Goal: Find and copy every line in the records that includes the string "Investment".

Supplied records:
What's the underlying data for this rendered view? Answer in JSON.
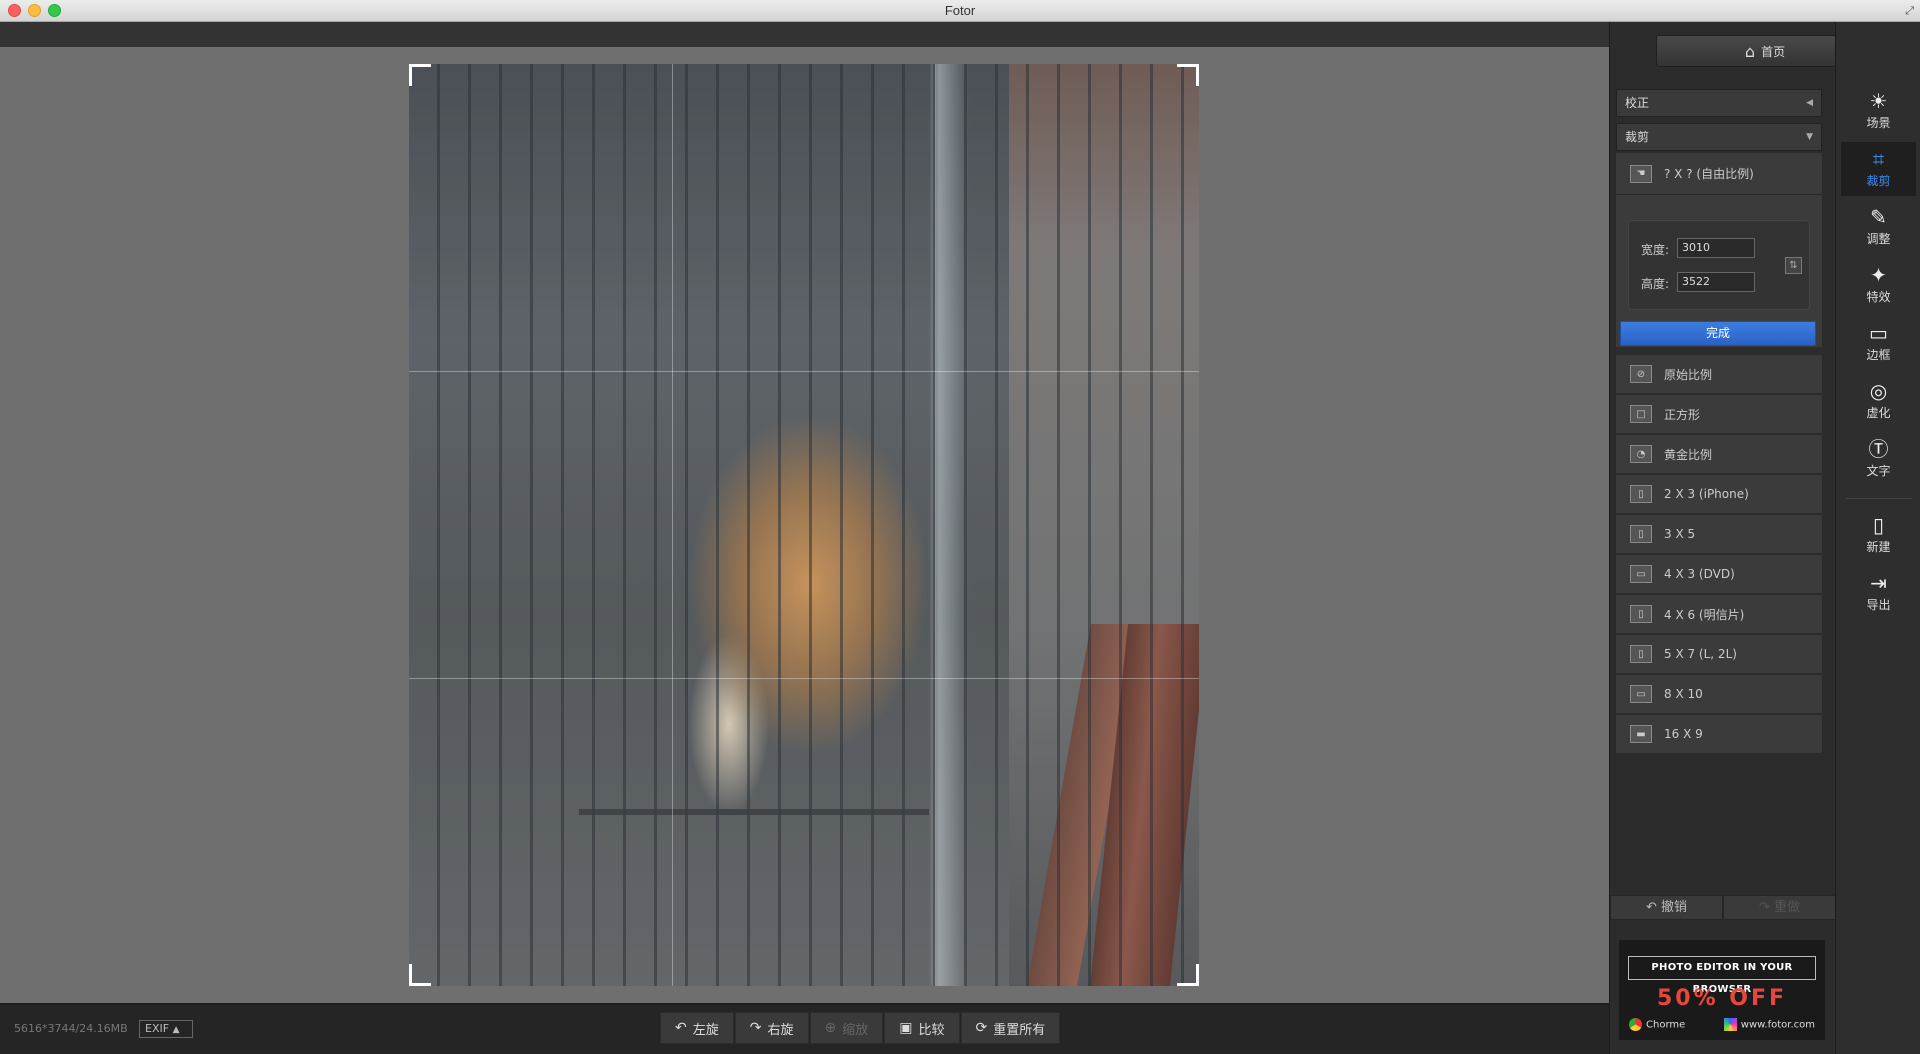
{
  "window": {
    "title": "Fotor"
  },
  "file_info": "5616*3744/24.16MB",
  "exif_label": "EXIF",
  "bottom_tools": [
    {
      "label": "左旋",
      "icon": "rotate-left-icon",
      "glyph": "↶",
      "enabled": true
    },
    {
      "label": "右旋",
      "icon": "rotate-right-icon",
      "glyph": "↷",
      "enabled": true
    },
    {
      "label": "缩放",
      "icon": "zoom-icon",
      "glyph": "⊕",
      "enabled": false
    },
    {
      "label": "比较",
      "icon": "compare-icon",
      "glyph": "▣",
      "enabled": true
    },
    {
      "label": "重置所有",
      "icon": "reset-icon",
      "glyph": "⟳",
      "enabled": true
    }
  ],
  "right_panel": {
    "home_label": "首页",
    "section_correct": "校正",
    "section_crop": "裁剪",
    "free_ratio_label": "? X ? (自由比例)",
    "width_label": "宽度:",
    "width_value": "3010",
    "height_label": "高度:",
    "height_value": "3522",
    "done_label": "完成",
    "ratio_options": [
      "原始比例",
      "正方形",
      "黄金比例",
      "2 X 3 (iPhone)",
      "3 X 5",
      "4 X 3 (DVD)",
      "4 X 6 (明信片)",
      "5 X 7 (L, 2L)",
      "8 X 10",
      "16 X 9"
    ],
    "undo_label": "撤销",
    "redo_label": "重做"
  },
  "ad": {
    "headline": "PHOTO EDITOR IN YOUR BROWSER",
    "discount": "50% OFF",
    "browser": "Chorme",
    "site": "www.fotor.com"
  },
  "sidebar": [
    {
      "label": "场景",
      "icon": "scene-icon",
      "glyph": "☀",
      "active": false
    },
    {
      "label": "裁剪",
      "icon": "crop-icon",
      "glyph": "⌗",
      "active": true
    },
    {
      "label": "调整",
      "icon": "adjust-icon",
      "glyph": "✎",
      "active": false
    },
    {
      "label": "特效",
      "icon": "effects-icon",
      "glyph": "✦",
      "active": false
    },
    {
      "label": "边框",
      "icon": "frame-icon",
      "glyph": "▭",
      "active": false
    },
    {
      "label": "虚化",
      "icon": "blur-icon",
      "glyph": "◎",
      "active": false
    },
    {
      "label": "文字",
      "icon": "text-icon",
      "glyph": "Ⓣ",
      "active": false
    },
    {
      "label": "新建",
      "icon": "new-file-icon",
      "glyph": "▯",
      "active": false
    },
    {
      "label": "导出",
      "icon": "export-icon",
      "glyph": "⇥",
      "active": false
    }
  ],
  "colors": {
    "accent": "#3d8ef0",
    "done_button": "#2f6fd6",
    "ad_discount": "#e8473e"
  }
}
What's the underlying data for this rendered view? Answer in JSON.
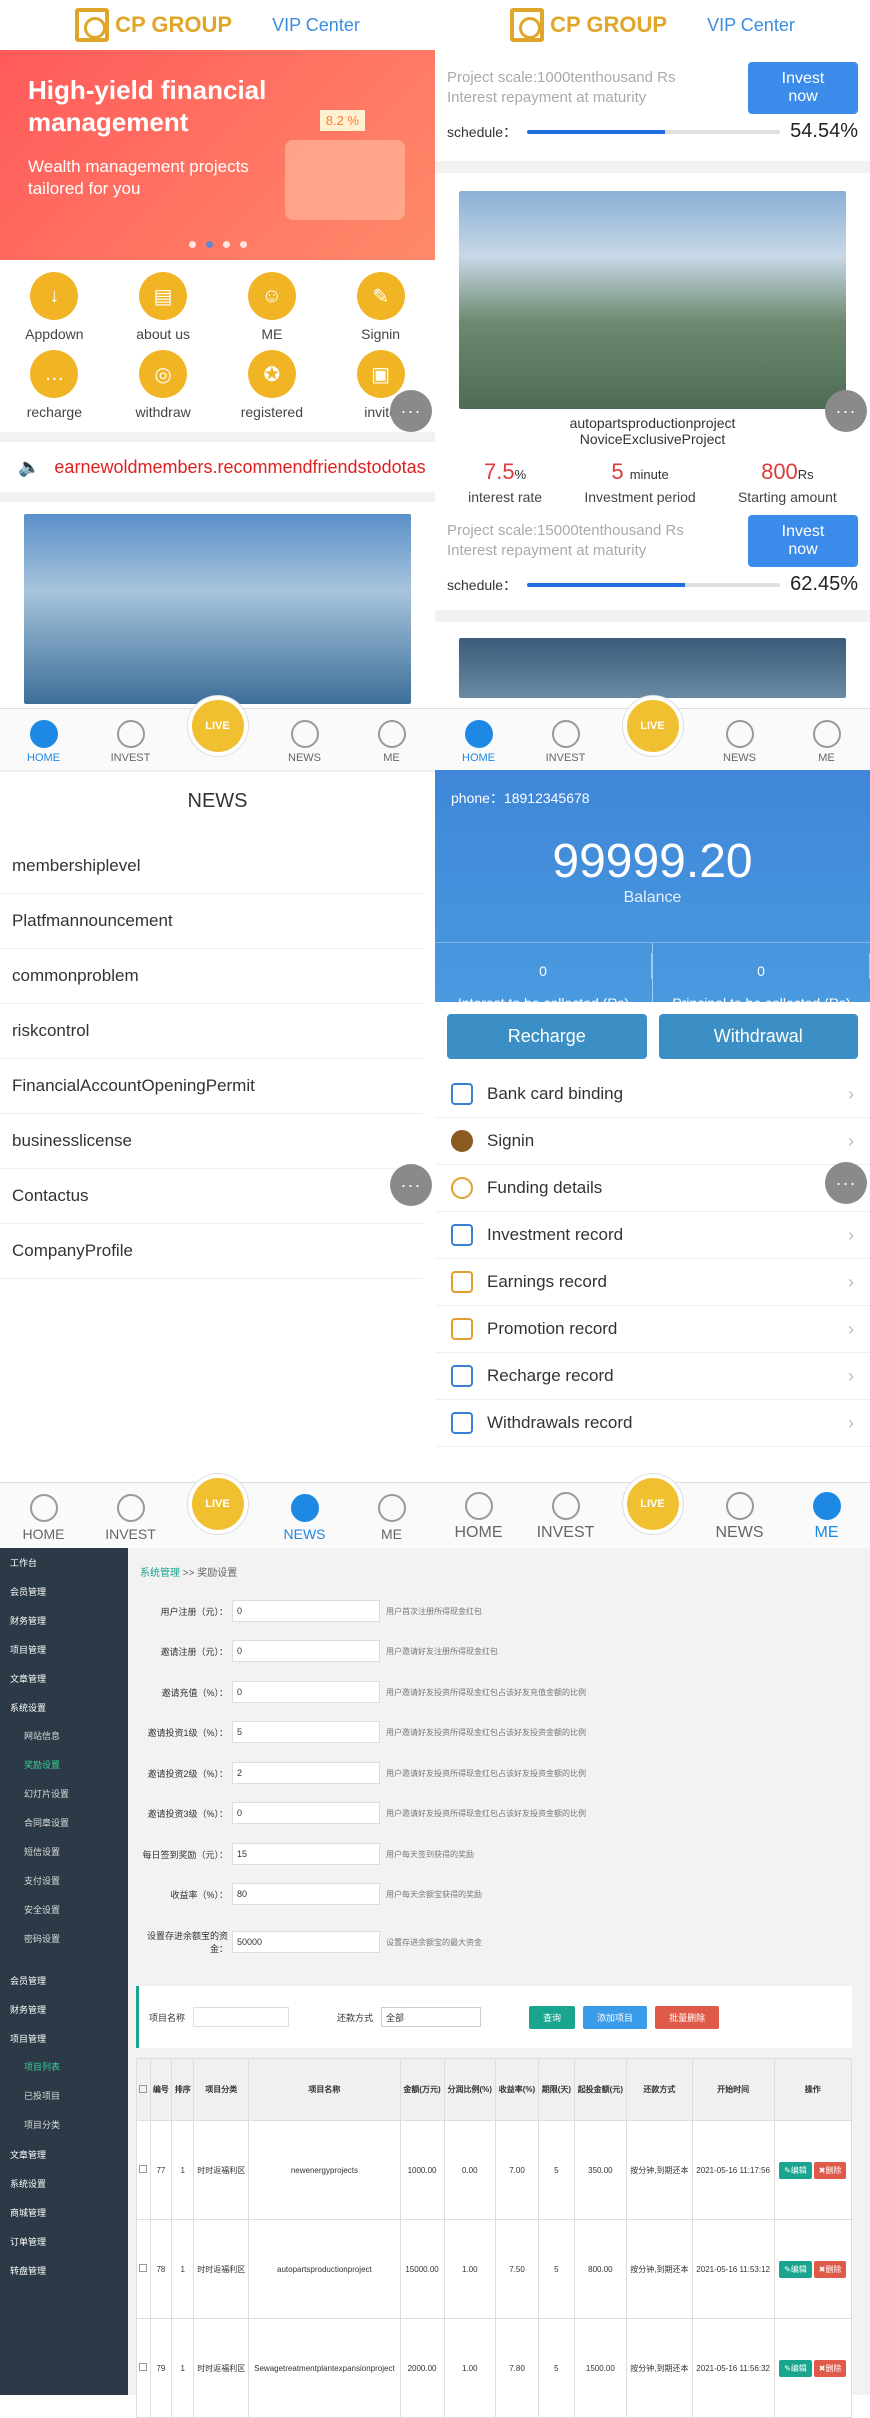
{
  "brand": {
    "logo": "CP GROUP",
    "vip": "VIP Center"
  },
  "tabs": [
    "HOME",
    "INVEST",
    "LIVE",
    "NEWS",
    "ME"
  ],
  "more": "···",
  "home": {
    "banner": {
      "title": "High-yield financial management",
      "sub": "Wealth management projects tailored for you",
      "badge": "8.2 %"
    },
    "grid": [
      "Appdown",
      "about us",
      "ME",
      "Signin",
      "recharge",
      "withdraw",
      "registered",
      "invite"
    ],
    "notice": "earnewoldmembers.recommendfriendstodotas"
  },
  "invest": {
    "top": {
      "scale": "Project scale:1000tenthousand Rs",
      "repay": "Interest repayment at maturity",
      "button": "Invest now",
      "schedule": "schedule：",
      "percent": "54.54%",
      "progress": 0.5454
    },
    "product": {
      "name": "autopartsproductionproject",
      "tag": "NoviceExclusiveProject",
      "rate": "7.5",
      "rate_unit": "%",
      "period": "5",
      "period_unit": "minute",
      "start": "800",
      "start_unit": "Rs",
      "rate_l": "interest rate",
      "period_l": "Investment period",
      "start_l": "Starting amount",
      "scale": "Project scale:15000tenthousand Rs",
      "repay": "Interest repayment at maturity",
      "button": "Invest now",
      "schedule": "schedule：",
      "percent": "62.45%",
      "progress": 0.6245
    }
  },
  "news": {
    "title": "NEWS",
    "items": [
      "membershiplevel",
      "Platfmannouncement",
      "commonproblem",
      "riskcontrol",
      "FinancialAccountOpeningPermit",
      "businesslicense",
      "Contactus",
      "CompanyProfile"
    ]
  },
  "account": {
    "phone": "phone：18912345678",
    "balance": "99999.20",
    "balance_l": "Balance",
    "interest": "0",
    "interest_l": "Interest to be collected (Rs)",
    "principal": "0",
    "principal_l": "Principal to be collected (Rs)",
    "recharge": "Recharge",
    "withdrawal": "Withdrawal",
    "menu": [
      "Bank card binding",
      "Signin",
      "Funding details",
      "Investment record",
      "Earnings record",
      "Promotion record",
      "Recharge record",
      "Withdrawals record"
    ]
  },
  "admin": {
    "side_top": [
      "工作台",
      "会员管理",
      "财务管理",
      "项目管理",
      "文章管理",
      "系统设置"
    ],
    "side_sub": [
      "网站信息",
      "奖励设置",
      "幻灯片设置",
      "合同章设置",
      "短信设置",
      "支付设置",
      "安全设置",
      "密码设置"
    ],
    "side_bottom": [
      "会员管理",
      "财务管理",
      "项目管理"
    ],
    "side_sub2": [
      "项目列表",
      "已投项目",
      "项目分类"
    ],
    "side_bottom2": [
      "文章管理",
      "系统设置",
      "商城管理",
      "订单管理",
      "转盘管理"
    ],
    "crumb": "系统管理",
    "crumb2": "奖励设置",
    "form": [
      {
        "label": "用户注册（元）：",
        "value": "0",
        "hint": "用户首次注册所得现金红包"
      },
      {
        "label": "邀请注册（元）：",
        "value": "0",
        "hint": "用户邀请好友注册所得现金红包"
      },
      {
        "label": "邀请充值（%）：",
        "value": "0",
        "hint": "用户邀请好友投资所得现金红包占该好友充值金额的比例"
      },
      {
        "label": "邀请投资1级（%）：",
        "value": "5",
        "hint": "用户邀请好友投资所得现金红包占该好友投资金额的比例"
      },
      {
        "label": "邀请投资2级（%）：",
        "value": "2",
        "hint": "用户邀请好友投资所得现金红包占该好友投资金额的比例"
      },
      {
        "label": "邀请投资3级（%）：",
        "value": "0",
        "hint": "用户邀请好友投资所得现金红包占该好友投资金额的比例"
      },
      {
        "label": "每日签到奖励（元）：",
        "value": "15",
        "hint": "用户每天签到获得的奖励"
      },
      {
        "label": "收益率（%）：",
        "value": "80",
        "hint": "用户每天余额宝获得的奖励"
      },
      {
        "label": "设置存进余额宝的资金：",
        "value": "50000",
        "hint": "设置存进余额宝的最大资金"
      }
    ],
    "toolbar": {
      "name_l": "项目名称",
      "repay_l": "还款方式",
      "repay_v": "全部",
      "search": "查询",
      "add": "添加项目",
      "del": "批量删除"
    },
    "headers": [
      "",
      "编号",
      "排序",
      "项目分类",
      "项目名称",
      "金额(万元)",
      "分润比例(%)",
      "收益率(%)",
      "期限(天)",
      "起投金额(元)",
      "还款方式",
      "开始时间",
      "操作"
    ],
    "rows": [
      [
        "77",
        "1",
        "时时返福利区",
        "newenergyprojects",
        "1000.00",
        "0.00",
        "7.00",
        "5",
        "350.00",
        "按分钟,到期还本",
        "2021-05-16 11:17:56"
      ],
      [
        "78",
        "1",
        "时时返福利区",
        "autopartsproductionproject",
        "15000.00",
        "1.00",
        "7.50",
        "5",
        "800.00",
        "按分钟,到期还本",
        "2021-05-16 11:53:12"
      ],
      [
        "79",
        "1",
        "时时返福利区",
        "Sewagetreatmentplantexpansionproject",
        "2000.00",
        "1.00",
        "7.80",
        "5",
        "1500.00",
        "按分钟,到期还本",
        "2021-05-16 11:56:32"
      ]
    ],
    "edit": "编辑",
    "delete": "删除"
  }
}
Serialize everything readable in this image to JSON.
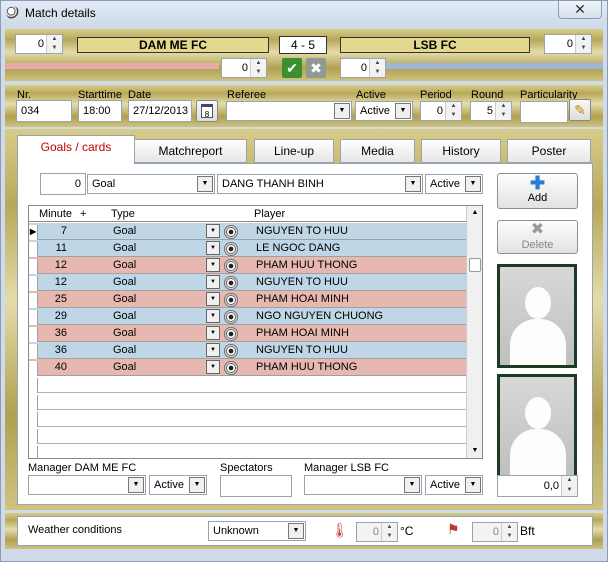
{
  "window": {
    "title": "Match details"
  },
  "header": {
    "home_score_left": "0",
    "home_team": "DAM ME FC",
    "score": "4  - 5",
    "away_team": "LSB FC",
    "away_score_right": "0",
    "home_sub_score": "0",
    "away_sub_score": "0"
  },
  "info": {
    "nr_label": "Nr.",
    "nr_value": "034",
    "starttime_label": "Starttime",
    "starttime_value": "18:00",
    "date_label": "Date",
    "date_value": "27/12/2013",
    "calendar_icon_text": "8",
    "referee_label": "Referee",
    "referee_value": "",
    "active_label": "Active",
    "active_value": "Active",
    "period_label": "Period",
    "period_value": "0",
    "round_label": "Round",
    "round_value": "5",
    "particularity_label": "Particularity",
    "particularity_value": ""
  },
  "tabs": [
    {
      "label": "Goals / cards",
      "active": true
    },
    {
      "label": "Matchreport"
    },
    {
      "label": "Line-up"
    },
    {
      "label": "Media"
    },
    {
      "label": "History"
    },
    {
      "label": "Poster"
    }
  ],
  "entry": {
    "minute": "0",
    "type": "Goal",
    "player": "DANG THANH BINH",
    "status": "Active"
  },
  "buttons": {
    "add": "Add",
    "delete": "Delete"
  },
  "grid": {
    "headers": [
      "Minute",
      "+",
      "Type",
      "Player"
    ],
    "rows": [
      {
        "minute": "7",
        "type": "Goal",
        "player": "NGUYEN TO HUU",
        "color": "blue"
      },
      {
        "minute": "11",
        "type": "Goal",
        "player": "LE NGOC DANG",
        "color": "blue"
      },
      {
        "minute": "12",
        "type": "Goal",
        "player": "PHAM HUU THONG",
        "color": "pink"
      },
      {
        "minute": "12",
        "type": "Goal",
        "player": "NGUYEN TO HUU",
        "color": "blue"
      },
      {
        "minute": "25",
        "type": "Goal",
        "player": "PHAM HOAI MINH",
        "color": "pink"
      },
      {
        "minute": "29",
        "type": "Goal",
        "player": "NGO NGUYEN CHUONG",
        "color": "blue"
      },
      {
        "minute": "36",
        "type": "Goal",
        "player": "PHAM HOAI MINH",
        "color": "pink"
      },
      {
        "minute": "36",
        "type": "Goal",
        "player": "NGUYEN TO HUU",
        "color": "blue"
      },
      {
        "minute": "40",
        "type": "Goal",
        "player": "PHAM HUU THONG",
        "color": "pink"
      }
    ]
  },
  "bottom": {
    "manager_home_label": "Manager DAM ME FC",
    "manager_home_value": "",
    "manager_home_status": "Active",
    "spectators_label": "Spectators",
    "spectators_value": "",
    "manager_away_label": "Manager LSB FC",
    "manager_away_value": "",
    "manager_away_status": "Active",
    "rating_value": "0,0"
  },
  "weather": {
    "label": "Weather conditions",
    "condition": "Unknown",
    "temp_value": "0",
    "temp_unit": "°C",
    "wind_value": "0",
    "wind_unit": "Bft"
  },
  "colors": {
    "accent_tab": "#c00000",
    "row_blue": "#bfd6e6",
    "row_pink": "#e6b8b0",
    "gold": "#b8a859"
  }
}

The result:
      "period_l": "Investment period",
      "Investment record",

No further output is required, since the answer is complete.